The records below are made of lines; count those holding the word "Cases" and give the number only.

● ● ● ● ●

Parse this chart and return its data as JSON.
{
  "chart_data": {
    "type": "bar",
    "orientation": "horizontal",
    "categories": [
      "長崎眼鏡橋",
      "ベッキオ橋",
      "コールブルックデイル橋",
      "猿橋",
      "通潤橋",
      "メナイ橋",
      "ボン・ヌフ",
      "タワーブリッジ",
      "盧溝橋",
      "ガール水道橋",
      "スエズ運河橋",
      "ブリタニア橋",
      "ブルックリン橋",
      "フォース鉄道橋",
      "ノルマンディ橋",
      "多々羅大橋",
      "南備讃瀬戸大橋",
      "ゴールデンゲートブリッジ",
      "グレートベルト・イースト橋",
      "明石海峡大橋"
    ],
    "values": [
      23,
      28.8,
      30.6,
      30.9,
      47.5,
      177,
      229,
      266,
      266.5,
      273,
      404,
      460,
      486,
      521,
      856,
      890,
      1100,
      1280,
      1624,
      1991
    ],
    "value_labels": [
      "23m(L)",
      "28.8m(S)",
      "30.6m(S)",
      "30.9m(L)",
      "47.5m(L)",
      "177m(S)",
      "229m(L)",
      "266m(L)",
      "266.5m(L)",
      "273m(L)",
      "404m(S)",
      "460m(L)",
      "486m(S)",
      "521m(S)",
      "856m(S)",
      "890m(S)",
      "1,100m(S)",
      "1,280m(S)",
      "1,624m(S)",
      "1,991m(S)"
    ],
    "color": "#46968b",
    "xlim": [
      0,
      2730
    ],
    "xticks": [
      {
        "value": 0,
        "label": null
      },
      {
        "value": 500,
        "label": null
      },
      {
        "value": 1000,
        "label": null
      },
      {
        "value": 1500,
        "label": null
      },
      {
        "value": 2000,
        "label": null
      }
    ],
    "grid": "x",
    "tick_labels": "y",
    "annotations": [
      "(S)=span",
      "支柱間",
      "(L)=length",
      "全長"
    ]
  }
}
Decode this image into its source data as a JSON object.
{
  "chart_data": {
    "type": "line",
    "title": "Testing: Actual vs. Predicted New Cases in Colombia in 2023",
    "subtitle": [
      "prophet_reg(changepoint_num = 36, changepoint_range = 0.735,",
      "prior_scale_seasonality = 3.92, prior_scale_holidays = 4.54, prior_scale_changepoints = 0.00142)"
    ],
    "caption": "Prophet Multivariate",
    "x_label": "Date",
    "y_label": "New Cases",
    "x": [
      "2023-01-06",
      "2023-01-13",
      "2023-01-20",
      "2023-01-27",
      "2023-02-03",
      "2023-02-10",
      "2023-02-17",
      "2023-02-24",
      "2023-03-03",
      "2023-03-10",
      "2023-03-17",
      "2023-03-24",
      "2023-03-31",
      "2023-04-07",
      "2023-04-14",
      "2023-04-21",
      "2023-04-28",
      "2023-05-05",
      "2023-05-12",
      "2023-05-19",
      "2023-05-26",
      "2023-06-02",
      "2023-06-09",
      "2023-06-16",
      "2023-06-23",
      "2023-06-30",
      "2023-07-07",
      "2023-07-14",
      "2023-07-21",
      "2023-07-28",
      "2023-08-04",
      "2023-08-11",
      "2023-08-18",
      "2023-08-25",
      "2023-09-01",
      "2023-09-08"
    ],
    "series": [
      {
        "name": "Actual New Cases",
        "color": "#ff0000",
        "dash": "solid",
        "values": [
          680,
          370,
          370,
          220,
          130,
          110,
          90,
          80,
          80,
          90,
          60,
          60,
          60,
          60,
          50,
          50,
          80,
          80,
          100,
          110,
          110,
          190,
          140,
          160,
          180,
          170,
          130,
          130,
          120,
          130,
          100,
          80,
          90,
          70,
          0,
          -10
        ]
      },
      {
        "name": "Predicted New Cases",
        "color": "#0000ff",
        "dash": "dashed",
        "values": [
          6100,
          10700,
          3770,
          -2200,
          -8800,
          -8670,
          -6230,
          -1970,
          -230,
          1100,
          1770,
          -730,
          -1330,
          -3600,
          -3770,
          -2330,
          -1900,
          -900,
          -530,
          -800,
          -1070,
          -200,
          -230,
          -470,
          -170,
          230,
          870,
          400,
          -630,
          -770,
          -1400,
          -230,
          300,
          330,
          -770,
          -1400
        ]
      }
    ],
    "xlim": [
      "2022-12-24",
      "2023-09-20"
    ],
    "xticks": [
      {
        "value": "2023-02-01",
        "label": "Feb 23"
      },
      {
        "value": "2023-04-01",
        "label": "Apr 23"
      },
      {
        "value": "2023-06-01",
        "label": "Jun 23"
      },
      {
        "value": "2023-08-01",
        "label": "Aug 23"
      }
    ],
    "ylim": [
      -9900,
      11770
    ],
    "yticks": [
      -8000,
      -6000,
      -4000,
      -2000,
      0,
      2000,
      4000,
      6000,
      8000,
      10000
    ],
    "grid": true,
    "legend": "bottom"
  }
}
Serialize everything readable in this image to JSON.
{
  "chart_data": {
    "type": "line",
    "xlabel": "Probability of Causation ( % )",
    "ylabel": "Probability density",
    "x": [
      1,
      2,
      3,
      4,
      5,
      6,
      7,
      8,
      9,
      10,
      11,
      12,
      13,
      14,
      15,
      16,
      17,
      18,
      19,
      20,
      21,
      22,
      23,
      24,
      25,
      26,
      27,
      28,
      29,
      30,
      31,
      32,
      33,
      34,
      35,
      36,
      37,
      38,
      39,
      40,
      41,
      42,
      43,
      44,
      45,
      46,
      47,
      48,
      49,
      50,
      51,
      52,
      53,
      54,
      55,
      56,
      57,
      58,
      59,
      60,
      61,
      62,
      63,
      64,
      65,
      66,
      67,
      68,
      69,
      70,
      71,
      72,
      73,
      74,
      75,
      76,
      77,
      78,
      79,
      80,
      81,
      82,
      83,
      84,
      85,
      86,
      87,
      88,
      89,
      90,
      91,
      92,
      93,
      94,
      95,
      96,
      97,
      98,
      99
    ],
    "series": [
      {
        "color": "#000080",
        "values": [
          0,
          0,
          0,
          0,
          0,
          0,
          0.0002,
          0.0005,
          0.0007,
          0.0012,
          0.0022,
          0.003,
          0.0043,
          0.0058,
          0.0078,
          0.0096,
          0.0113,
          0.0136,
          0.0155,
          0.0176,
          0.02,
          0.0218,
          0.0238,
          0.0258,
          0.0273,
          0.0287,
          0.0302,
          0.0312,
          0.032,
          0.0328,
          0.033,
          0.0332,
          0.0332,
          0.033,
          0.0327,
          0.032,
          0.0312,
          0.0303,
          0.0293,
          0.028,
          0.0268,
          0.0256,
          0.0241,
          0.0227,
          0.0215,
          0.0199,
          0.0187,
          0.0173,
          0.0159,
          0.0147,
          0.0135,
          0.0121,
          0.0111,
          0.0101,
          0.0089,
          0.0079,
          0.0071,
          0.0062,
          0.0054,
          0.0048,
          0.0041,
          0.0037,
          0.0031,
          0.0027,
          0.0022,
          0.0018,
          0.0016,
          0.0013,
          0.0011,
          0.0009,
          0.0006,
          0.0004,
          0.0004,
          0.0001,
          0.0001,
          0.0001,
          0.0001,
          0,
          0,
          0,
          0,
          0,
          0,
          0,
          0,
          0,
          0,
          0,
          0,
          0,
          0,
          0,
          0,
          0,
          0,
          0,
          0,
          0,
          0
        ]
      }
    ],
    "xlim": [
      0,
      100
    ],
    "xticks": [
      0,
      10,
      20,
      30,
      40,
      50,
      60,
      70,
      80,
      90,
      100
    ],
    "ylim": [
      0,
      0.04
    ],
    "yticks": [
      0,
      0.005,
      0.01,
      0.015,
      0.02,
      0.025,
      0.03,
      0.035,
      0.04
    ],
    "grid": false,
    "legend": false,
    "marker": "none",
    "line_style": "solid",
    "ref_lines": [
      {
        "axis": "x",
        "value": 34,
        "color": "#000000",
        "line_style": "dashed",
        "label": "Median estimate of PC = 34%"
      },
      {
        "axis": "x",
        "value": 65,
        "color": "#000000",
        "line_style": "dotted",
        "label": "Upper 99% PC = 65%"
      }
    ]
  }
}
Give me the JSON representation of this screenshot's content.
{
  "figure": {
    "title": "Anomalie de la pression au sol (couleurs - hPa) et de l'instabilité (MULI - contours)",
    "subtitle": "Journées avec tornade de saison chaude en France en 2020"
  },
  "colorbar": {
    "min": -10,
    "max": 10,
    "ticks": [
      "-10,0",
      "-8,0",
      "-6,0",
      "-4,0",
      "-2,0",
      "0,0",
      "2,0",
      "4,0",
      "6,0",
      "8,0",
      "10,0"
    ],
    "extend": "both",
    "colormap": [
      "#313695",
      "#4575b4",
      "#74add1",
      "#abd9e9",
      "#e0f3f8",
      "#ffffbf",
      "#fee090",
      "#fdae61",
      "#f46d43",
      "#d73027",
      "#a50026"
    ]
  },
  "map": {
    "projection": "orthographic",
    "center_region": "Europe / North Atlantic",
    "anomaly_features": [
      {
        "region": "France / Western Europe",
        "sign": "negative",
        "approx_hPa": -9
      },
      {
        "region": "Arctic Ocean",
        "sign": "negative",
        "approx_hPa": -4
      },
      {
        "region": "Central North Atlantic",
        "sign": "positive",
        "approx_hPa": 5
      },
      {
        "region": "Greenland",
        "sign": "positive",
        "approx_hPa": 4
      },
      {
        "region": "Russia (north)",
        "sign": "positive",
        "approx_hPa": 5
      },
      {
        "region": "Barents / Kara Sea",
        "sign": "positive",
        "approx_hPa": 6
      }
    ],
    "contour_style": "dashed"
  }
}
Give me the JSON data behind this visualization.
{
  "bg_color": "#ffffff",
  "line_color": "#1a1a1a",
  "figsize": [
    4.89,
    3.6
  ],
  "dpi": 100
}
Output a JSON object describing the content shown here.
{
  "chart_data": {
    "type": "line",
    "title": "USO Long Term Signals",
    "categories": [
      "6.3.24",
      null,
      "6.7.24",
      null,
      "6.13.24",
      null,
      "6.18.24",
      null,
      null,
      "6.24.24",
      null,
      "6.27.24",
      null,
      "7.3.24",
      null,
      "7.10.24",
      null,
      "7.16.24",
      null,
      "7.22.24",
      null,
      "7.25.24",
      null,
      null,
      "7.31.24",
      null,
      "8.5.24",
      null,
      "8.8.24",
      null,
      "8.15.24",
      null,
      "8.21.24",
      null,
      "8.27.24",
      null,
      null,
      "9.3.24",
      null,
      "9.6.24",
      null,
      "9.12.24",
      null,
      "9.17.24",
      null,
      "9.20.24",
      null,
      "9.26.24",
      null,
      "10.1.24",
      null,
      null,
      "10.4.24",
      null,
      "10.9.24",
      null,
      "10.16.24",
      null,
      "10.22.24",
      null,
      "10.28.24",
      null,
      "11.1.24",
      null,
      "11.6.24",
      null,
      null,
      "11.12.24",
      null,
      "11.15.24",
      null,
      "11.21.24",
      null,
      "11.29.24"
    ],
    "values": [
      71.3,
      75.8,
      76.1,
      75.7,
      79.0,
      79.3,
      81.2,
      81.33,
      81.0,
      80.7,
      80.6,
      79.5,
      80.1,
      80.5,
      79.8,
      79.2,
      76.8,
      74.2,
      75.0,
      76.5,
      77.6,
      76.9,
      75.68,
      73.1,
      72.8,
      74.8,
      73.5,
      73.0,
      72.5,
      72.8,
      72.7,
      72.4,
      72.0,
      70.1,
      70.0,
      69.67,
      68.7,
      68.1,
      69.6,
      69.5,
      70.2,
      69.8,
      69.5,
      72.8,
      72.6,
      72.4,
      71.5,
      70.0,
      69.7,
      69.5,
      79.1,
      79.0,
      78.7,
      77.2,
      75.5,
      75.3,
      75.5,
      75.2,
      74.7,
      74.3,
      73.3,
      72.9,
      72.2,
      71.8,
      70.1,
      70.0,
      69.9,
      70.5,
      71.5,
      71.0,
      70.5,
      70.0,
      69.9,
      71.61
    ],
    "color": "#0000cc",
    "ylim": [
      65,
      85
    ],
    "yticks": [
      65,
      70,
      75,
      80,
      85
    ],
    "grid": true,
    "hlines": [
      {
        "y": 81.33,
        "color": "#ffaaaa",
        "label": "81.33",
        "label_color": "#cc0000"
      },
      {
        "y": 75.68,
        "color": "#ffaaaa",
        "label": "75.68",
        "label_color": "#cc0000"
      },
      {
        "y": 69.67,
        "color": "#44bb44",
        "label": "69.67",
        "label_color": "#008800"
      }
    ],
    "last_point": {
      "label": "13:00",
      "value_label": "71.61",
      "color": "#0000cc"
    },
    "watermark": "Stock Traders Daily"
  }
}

● ● ● ● ●

Exercise output | 4